PROBLEM TO WORK ON ▸ Each entry below must be repeated exactly, with pictures left out.

+++

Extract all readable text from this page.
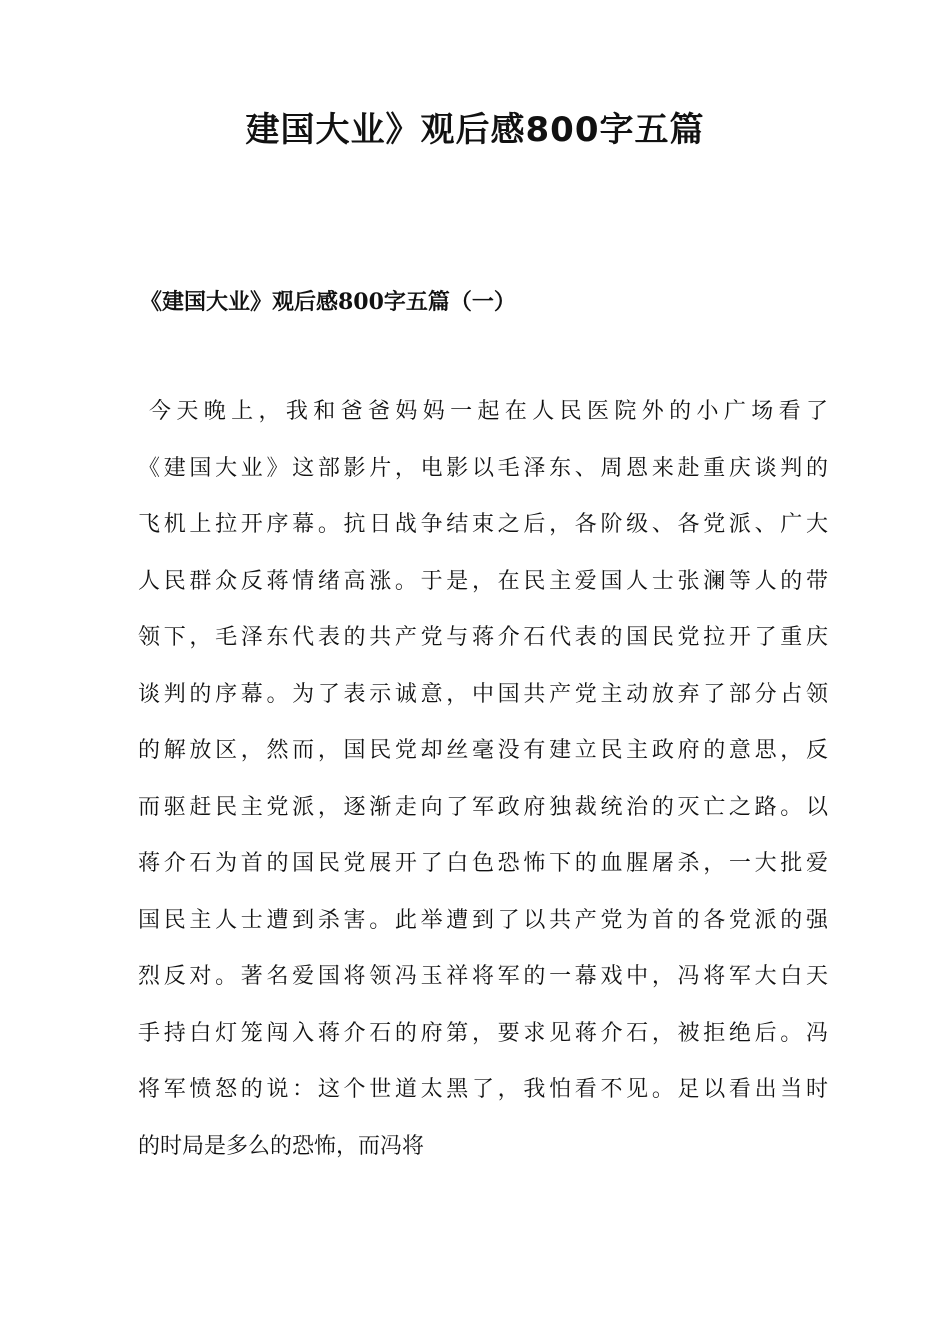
建国大业》观后感800字五篇
《建国大业》观后感800字五篇（一）
今天晚上，我和爸爸妈妈一起在人民医院外的小广场看了
《建国大业》这部影片，电影以毛泽东、周恩来赴重庆谈判的
飞机上拉开序幕。抗日战争结束之后，各阶级、各党派、广大
人民群众反蒋情绪高涨。于是，在民主爱国人士张澜等人的带
领下，毛泽东代表的共产党与蒋介石代表的国民党拉开了重庆
谈判的序幕。为了表示诚意，中国共产党主动放弃了部分占领
的解放区，然而，国民党却丝毫没有建立民主政府的意思，反
而驱赶民主党派，逐渐走向了军政府独裁统治的灭亡之路。以
蒋介石为首的国民党展开了白色恐怖下的血腥屠杀，一大批爱
国民主人士遭到杀害。此举遭到了以共产党为首的各党派的强
烈反对。著名爱国将领冯玉祥将军的一幕戏中，冯将军大白天
手持白灯笼闯入蒋介石的府第，要求见蒋介石，被拒绝后。冯
将军愤怒的说：这个世道太黑了，我怕看不见。足以看出当时
的时局是多么的恐怖，而冯将
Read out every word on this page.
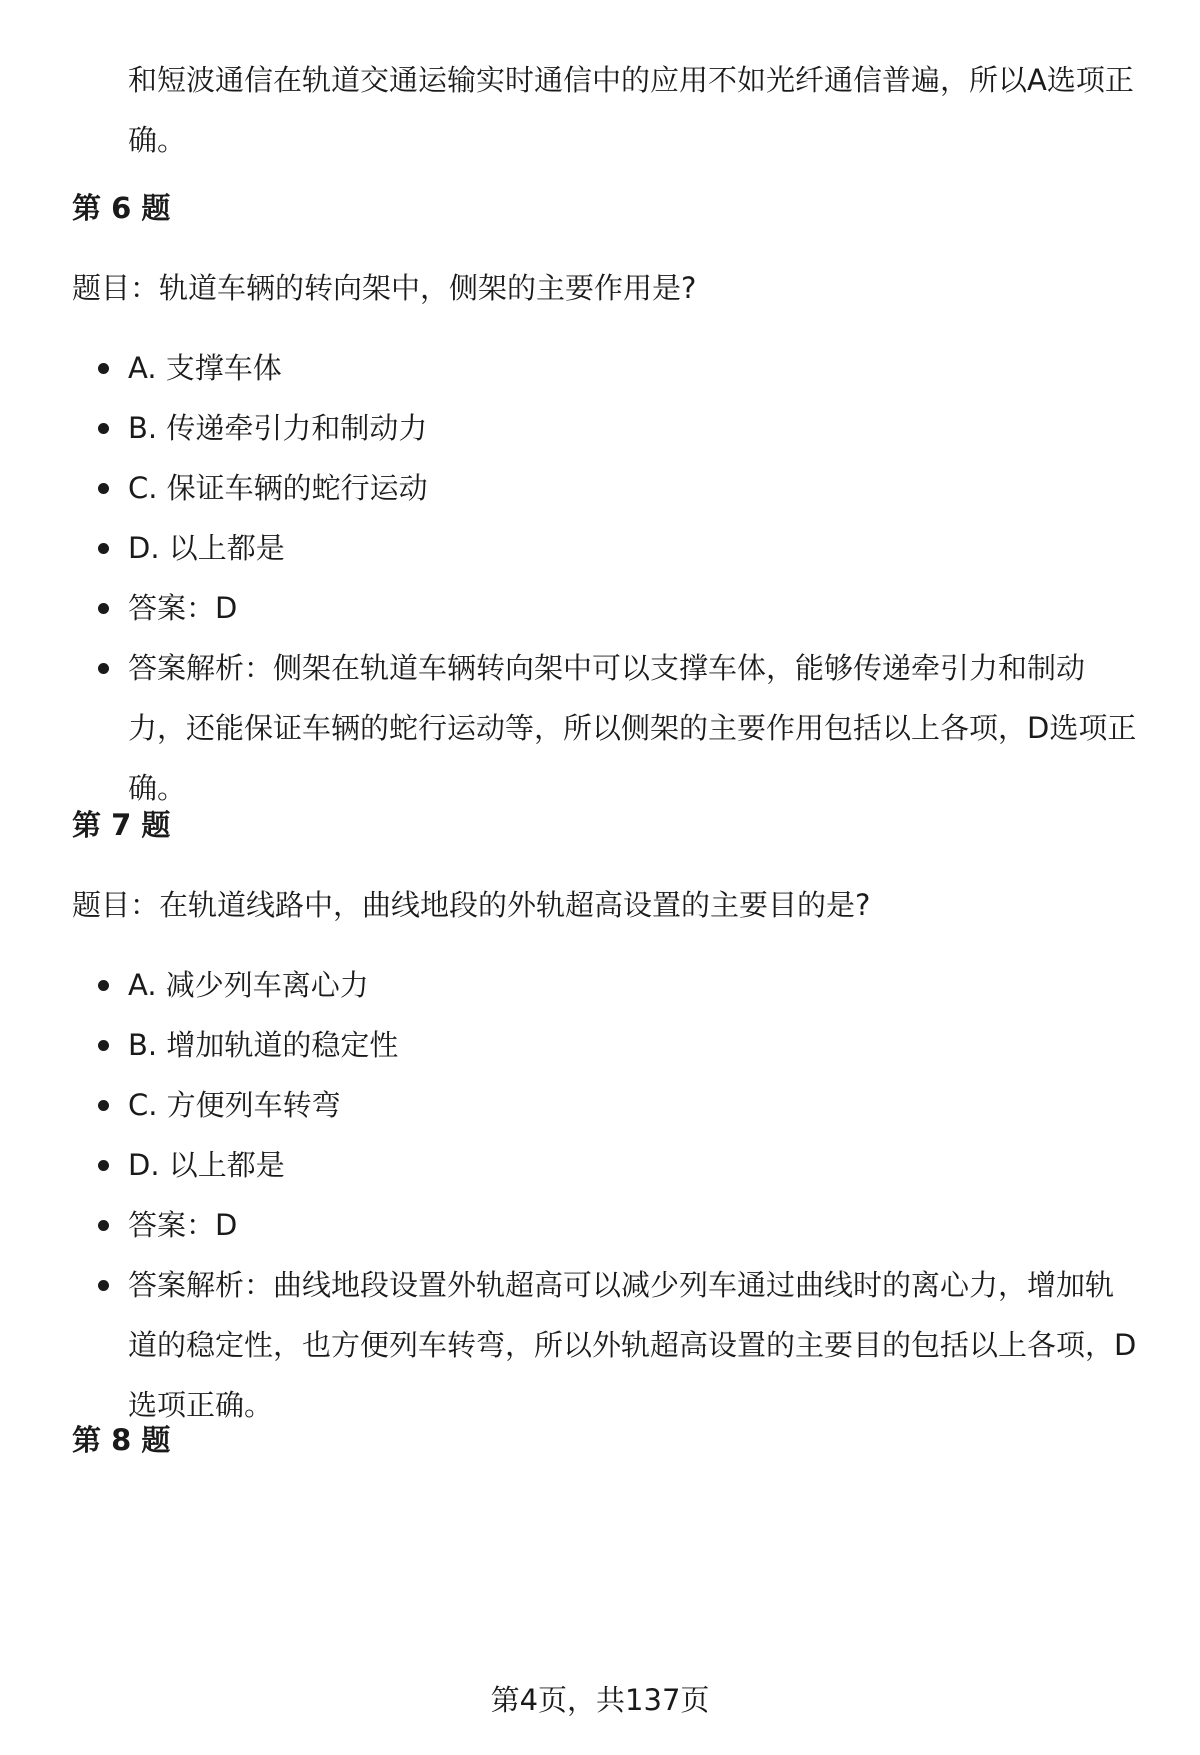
和短波通信在轨道交通运输实时通信中的应用不如光纤通信普遍，所以A选项正确。

第 6 题

题目：轨道车辆的转向架中，侧架的主要作用是?

A. 支撑车体
B. 传递牵引力和制动力
C. 保证车辆的蛇行运动
D. 以上都是
答案：D
答案解析：侧架在轨道车辆转向架中可以支撑车体，能够传递牵引力和制动力，还能保证车辆的蛇行运动等，所以侧架的主要作用包括以上各项，D选项正确。
第 7 题

题目：在轨道线路中，曲线地段的外轨超高设置的主要目的是?

A. 减少列车离心力
B. 增加轨道的稳定性
C. 方便列车转弯
D. 以上都是
答案：D
答案解析：曲线地段设置外轨超高可以减少列车通过曲线时的离心力，增加轨道的稳定性，也方便列车转弯，所以外轨超高设置的主要目的包括以上各项，D选项正确。
第 8 题
第4页，共137页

+++

RESULT FOR THIS TASK ▸
Extract all readable text from this page.
建国大业》观后感800字五篇
《建国大业》观后感800字五篇（一）
今天晚上，我和爸爸妈妈一起在人民医院外的小广场看了
《建国大业》这部影片，电影以毛泽东、周恩来赴重庆谈判的
飞机上拉开序幕。抗日战争结束之后，各阶级、各党派、广大
人民群众反蒋情绪高涨。于是，在民主爱国人士张澜等人的带
领下，毛泽东代表的共产党与蒋介石代表的国民党拉开了重庆
谈判的序幕。为了表示诚意，中国共产党主动放弃了部分占领
的解放区，然而，国民党却丝毫没有建立民主政府的意思，反
而驱赶民主党派，逐渐走向了军政府独裁统治的灭亡之路。以
蒋介石为首的国民党展开了白色恐怖下的血腥屠杀，一大批爱
国民主人士遭到杀害。此举遭到了以共产党为首的各党派的强
烈反对。著名爱国将领冯玉祥将军的一幕戏中，冯将军大白天
手持白灯笼闯入蒋介石的府第，要求见蒋介石，被拒绝后。冯
将军愤怒的说：这个世道太黑了，我怕看不见。足以看出当时
的时局是多么的恐怖，而冯将
Read out every word on this page.
和短波通信在轨道交通运输实时通信中的应用不如光纤通信普遍，所以A选项正确。

第 6 题

题目：轨道车辆的转向架中，侧架的主要作用是?

A. 支撑车体
B. 传递牵引力和制动力
C. 保证车辆的蛇行运动
D. 以上都是
答案：D
答案解析：侧架在轨道车辆转向架中可以支撑车体，能够传递牵引力和制动力，还能保证车辆的蛇行运动等，所以侧架的主要作用包括以上各项，D选项正确。
第 7 题

题目：在轨道线路中，曲线地段的外轨超高设置的主要目的是?

A. 减少列车离心力
B. 增加轨道的稳定性
C. 方便列车转弯
D. 以上都是
答案：D
答案解析：曲线地段设置外轨超高可以减少列车通过曲线时的离心力，增加轨道的稳定性，也方便列车转弯，所以外轨超高设置的主要目的包括以上各项，D选项正确。
第 8 题
第4页，共137页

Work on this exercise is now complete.